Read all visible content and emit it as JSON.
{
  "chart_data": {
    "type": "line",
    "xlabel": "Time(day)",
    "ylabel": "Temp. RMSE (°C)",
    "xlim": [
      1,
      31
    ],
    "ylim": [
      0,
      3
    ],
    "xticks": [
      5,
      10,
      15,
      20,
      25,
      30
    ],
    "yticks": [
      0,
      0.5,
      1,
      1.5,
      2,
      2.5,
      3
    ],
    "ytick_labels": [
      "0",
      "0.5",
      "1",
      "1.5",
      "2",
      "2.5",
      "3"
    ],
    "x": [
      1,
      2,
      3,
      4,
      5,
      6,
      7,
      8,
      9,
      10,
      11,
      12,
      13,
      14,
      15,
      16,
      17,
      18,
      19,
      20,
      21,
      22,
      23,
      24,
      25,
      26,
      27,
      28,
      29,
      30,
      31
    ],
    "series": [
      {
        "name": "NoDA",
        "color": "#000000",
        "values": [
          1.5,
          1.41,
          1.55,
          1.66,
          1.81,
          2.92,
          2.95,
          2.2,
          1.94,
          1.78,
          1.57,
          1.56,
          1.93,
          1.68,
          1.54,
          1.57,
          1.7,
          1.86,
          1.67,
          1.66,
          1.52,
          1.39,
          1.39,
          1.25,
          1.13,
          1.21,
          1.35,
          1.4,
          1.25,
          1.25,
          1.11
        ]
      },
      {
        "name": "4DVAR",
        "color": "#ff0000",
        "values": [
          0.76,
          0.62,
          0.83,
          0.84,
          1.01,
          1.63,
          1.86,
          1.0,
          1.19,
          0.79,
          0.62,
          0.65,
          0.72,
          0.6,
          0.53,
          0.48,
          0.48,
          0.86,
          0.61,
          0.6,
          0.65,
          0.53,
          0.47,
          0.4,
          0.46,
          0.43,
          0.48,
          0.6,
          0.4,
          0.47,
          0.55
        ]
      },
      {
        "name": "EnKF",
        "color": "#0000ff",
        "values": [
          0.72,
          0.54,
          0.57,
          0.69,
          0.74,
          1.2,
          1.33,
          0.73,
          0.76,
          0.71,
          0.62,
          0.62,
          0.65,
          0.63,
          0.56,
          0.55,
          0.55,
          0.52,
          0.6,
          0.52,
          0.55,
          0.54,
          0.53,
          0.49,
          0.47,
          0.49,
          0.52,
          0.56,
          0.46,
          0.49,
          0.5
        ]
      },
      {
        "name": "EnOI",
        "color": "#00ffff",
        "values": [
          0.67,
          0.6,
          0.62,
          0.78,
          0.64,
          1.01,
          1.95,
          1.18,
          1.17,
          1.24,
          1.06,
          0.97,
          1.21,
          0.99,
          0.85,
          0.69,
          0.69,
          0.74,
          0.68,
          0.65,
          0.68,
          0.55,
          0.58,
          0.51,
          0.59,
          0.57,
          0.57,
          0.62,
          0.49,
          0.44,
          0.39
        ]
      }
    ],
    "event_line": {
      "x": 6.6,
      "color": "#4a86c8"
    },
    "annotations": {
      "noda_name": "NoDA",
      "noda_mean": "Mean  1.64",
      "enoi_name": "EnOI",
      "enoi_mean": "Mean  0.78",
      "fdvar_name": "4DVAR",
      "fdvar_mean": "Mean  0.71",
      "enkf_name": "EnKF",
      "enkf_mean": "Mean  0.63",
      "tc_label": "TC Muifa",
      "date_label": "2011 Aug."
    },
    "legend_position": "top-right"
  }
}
------------------------------------------------------------
Work required:
Give every line of the material again, exactly as it reads.

Result:
Read all visible content and emit it as JSON.
{
  "chart_data": {
    "type": "line",
    "xlabel": "Time(day)",
    "ylabel": "Temp. RMSE (°C)",
    "xlim": [
      1,
      31
    ],
    "ylim": [
      0,
      3
    ],
    "xticks": [
      5,
      10,
      15,
      20,
      25,
      30
    ],
    "yticks": [
      0,
      0.5,
      1,
      1.5,
      2,
      2.5,
      3
    ],
    "ytick_labels": [
      "0",
      "0.5",
      "1",
      "1.5",
      "2",
      "2.5",
      "3"
    ],
    "x": [
      1,
      2,
      3,
      4,
      5,
      6,
      7,
      8,
      9,
      10,
      11,
      12,
      13,
      14,
      15,
      16,
      17,
      18,
      19,
      20,
      21,
      22,
      23,
      24,
      25,
      26,
      27,
      28,
      29,
      30,
      31
    ],
    "series": [
      {
        "name": "NoDA",
        "color": "#000000",
        "values": [
          1.5,
          1.41,
          1.55,
          1.66,
          1.81,
          2.92,
          2.95,
          2.2,
          1.94,
          1.78,
          1.57,
          1.56,
          1.93,
          1.68,
          1.54,
          1.57,
          1.7,
          1.86,
          1.67,
          1.66,
          1.52,
          1.39,
          1.39,
          1.25,
          1.13,
          1.21,
          1.35,
          1.4,
          1.25,
          1.25,
          1.11
        ]
      },
      {
        "name": "4DVAR",
        "color": "#ff0000",
        "values": [
          0.76,
          0.62,
          0.83,
          0.84,
          1.01,
          1.63,
          1.86,
          1.0,
          1.19,
          0.79,
          0.62,
          0.65,
          0.72,
          0.6,
          0.53,
          0.48,
          0.48,
          0.86,
          0.61,
          0.6,
          0.65,
          0.53,
          0.47,
          0.4,
          0.46,
          0.43,
          0.48,
          0.6,
          0.4,
          0.47,
          0.55
        ]
      },
      {
        "name": "EnKF",
        "color": "#0000ff",
        "values": [
          0.72,
          0.54,
          0.57,
          0.69,
          0.74,
          1.2,
          1.33,
          0.73,
          0.76,
          0.71,
          0.62,
          0.62,
          0.65,
          0.63,
          0.56,
          0.55,
          0.55,
          0.52,
          0.6,
          0.52,
          0.55,
          0.54,
          0.53,
          0.49,
          0.47,
          0.49,
          0.52,
          0.56,
          0.46,
          0.49,
          0.5
        ]
      },
      {
        "name": "EnOI",
        "color": "#00ffff",
        "values": [
          0.67,
          0.6,
          0.62,
          0.78,
          0.64,
          1.01,
          1.95,
          1.18,
          1.17,
          1.24,
          1.06,
          0.97,
          1.21,
          0.99,
          0.85,
          0.69,
          0.69,
          0.74,
          0.68,
          0.65,
          0.68,
          0.55,
          0.58,
          0.51,
          0.59,
          0.57,
          0.57,
          0.62,
          0.49,
          0.44,
          0.39
        ]
      }
    ],
    "event_line": {
      "x": 6.6,
      "color": "#4a86c8"
    },
    "annotations": {
      "noda_name": "NoDA",
      "noda_mean": "Mean  1.64",
      "enoi_name": "EnOI",
      "enoi_mean": "Mean  0.78",
      "fdvar_name": "4DVAR",
      "fdvar_mean": "Mean  0.71",
      "enkf_name": "EnKF",
      "enkf_mean": "Mean  0.63",
      "tc_label": "TC Muifa",
      "date_label": "2011 Aug."
    },
    "legend_position": "top-right"
  }
}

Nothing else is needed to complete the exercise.